-- Extract follows --
“Our takeaway from the coronavirus pandemic” was the theme of a discussion between Birgit Gebhardt, a trend researcher and the author of the New Work Order studies, and Robert Thiemann, the founder and publisher of FRAME magazine, at the IBA Forum on 25 March 2021. The two experts addressed the following questions: Will we continue to work from home even after the pandemic is over, or will there be a trend toward returning to the office in the future? Is there perhaps a third path we can pursue in the work environment — one that will offer us brand-new opportunities?
The work environment before, during and after Covid
Before the pandemic, our daily work was generally done in an office — even though, according to the Leesmann Report, 40 per cent of employees felt that their workplace didn’t give them the opportunity to work productively.
When the coronavirus pandemic began in the spring of 2020, a large proportion of work was shifted to people’s homes. After a short start-up period, the new situation worked well technically and sometimes even led to greater productivity. According to a survey conducted by the Fraunhofer Institute for Industrial Engineering (IAO), 40% of employees believed that working from home was even more productive and more focused than working in an office. However, there were also negative effects in the area of interpersonal relations. During the pandemic, employees primarily missed direct interaction with their colleagues as well as shared project work and creative work in the office.
Birgit Gebhardt and Robert Thiemann are convinced that the post-pandemic work environment will be characterised by autonomy. In the future, work can be done on a flexible schedule in many places. The places of work serve to keep employees healthy and promote their well-being. Users choose the places of work that offer the best possible working conditions for their particular work activities.
-- Extract concluded --
-- Data excerpts follows --
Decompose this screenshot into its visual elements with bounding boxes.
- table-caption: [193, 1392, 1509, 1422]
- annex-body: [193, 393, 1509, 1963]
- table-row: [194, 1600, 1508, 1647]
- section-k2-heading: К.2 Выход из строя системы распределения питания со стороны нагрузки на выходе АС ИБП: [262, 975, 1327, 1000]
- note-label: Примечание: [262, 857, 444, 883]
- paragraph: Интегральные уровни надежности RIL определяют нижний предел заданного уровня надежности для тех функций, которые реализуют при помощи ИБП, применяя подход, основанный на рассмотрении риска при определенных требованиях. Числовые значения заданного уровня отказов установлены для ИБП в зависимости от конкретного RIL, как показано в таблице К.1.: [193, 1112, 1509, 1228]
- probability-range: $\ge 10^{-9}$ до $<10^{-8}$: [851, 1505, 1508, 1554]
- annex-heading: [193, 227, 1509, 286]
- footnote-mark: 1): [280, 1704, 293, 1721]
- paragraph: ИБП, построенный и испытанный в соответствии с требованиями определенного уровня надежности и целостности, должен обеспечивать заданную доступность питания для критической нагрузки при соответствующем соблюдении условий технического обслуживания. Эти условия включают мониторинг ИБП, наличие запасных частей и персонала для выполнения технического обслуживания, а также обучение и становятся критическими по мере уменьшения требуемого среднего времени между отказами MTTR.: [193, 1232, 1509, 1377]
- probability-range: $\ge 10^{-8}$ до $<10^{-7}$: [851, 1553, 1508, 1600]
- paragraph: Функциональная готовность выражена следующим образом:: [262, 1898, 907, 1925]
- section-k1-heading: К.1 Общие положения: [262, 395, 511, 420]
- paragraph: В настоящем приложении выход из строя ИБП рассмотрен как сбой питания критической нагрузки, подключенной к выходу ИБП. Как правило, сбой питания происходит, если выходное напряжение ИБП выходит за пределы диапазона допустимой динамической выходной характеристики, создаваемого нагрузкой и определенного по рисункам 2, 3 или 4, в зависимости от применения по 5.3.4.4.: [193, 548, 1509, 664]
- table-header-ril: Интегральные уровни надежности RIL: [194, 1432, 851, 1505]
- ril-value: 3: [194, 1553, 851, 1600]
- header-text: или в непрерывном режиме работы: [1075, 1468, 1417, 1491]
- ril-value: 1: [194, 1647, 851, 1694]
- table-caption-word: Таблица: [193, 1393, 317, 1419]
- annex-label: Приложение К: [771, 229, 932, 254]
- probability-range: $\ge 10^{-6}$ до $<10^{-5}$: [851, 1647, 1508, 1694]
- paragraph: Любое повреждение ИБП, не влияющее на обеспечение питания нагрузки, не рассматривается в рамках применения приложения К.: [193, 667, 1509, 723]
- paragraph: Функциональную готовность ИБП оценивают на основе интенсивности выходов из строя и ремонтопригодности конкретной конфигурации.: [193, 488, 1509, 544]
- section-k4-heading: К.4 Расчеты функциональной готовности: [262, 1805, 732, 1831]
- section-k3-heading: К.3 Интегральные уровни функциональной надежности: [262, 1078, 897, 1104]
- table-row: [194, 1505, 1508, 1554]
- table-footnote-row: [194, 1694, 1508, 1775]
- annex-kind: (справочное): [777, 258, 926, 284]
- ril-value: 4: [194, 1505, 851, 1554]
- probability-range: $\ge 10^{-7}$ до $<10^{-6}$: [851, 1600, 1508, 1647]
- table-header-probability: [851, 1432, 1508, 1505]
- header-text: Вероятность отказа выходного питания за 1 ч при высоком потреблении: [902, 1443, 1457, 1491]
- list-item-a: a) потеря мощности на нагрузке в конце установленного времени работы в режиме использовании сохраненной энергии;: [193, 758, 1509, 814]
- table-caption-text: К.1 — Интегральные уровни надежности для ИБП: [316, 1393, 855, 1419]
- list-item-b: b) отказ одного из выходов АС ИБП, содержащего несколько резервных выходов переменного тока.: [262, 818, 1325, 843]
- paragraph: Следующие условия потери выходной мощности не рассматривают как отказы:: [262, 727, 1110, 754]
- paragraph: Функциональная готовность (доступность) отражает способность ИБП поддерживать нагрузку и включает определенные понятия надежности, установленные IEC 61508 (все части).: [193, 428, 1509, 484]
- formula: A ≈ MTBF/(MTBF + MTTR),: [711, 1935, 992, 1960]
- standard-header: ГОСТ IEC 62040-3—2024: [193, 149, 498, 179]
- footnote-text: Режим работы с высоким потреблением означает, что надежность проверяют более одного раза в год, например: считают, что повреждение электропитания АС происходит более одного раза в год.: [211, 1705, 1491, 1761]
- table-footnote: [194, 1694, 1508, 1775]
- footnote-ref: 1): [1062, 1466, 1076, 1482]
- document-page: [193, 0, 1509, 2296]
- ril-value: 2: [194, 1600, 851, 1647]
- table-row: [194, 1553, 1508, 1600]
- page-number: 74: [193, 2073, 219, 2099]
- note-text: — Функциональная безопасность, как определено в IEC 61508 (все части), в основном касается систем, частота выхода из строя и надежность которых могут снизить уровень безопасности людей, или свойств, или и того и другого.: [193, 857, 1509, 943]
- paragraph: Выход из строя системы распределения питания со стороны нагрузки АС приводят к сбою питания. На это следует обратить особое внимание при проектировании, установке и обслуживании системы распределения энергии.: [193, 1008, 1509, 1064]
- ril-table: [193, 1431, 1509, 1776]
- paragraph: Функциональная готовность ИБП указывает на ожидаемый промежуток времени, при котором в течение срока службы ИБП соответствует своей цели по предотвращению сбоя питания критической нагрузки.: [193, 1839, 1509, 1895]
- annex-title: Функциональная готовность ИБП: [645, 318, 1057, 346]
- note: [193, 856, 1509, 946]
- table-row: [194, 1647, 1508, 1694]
-- Data excerpts concluded --
**Set of tasks**:
a - Reproduce the IBA Forum text word for word, starting at "The work environment before, during" and ending at "to work productively.".
b - According to the IBA Forum text, what did employees primarily miss during the pandemic? List every item.
c - Condense the paragraph of the IBA Forum text that begins "When the coronavirus pandemic began" into a bulleted list that keeps its main facts.
The entries are separate material, apart from the IBA Forum text.

**Activity answers**:
a -
The work environment before, during and after Covid
Before the pandemic, our daily work was generally done in an office — even though, according to the Leesmann Report, 40 per cent of employees felt that their workplace didn’t give them the opportunity to work productively.

b -
- Direct interaction with their colleagues
- Shared project work
- Creative work in the office

c -
- In spring 2020, a large proportion of work moved to people's homes.
- After a short start-up period, it worked well technically and sometimes raised productivity.
- In a Fraunhofer IAO survey, 40% of employees said working from home was more productive and more focused than working in an office.
- Interpersonal relations suffered. Employees primarily missed direct interaction with colleagues, shared project work and creative work in the office.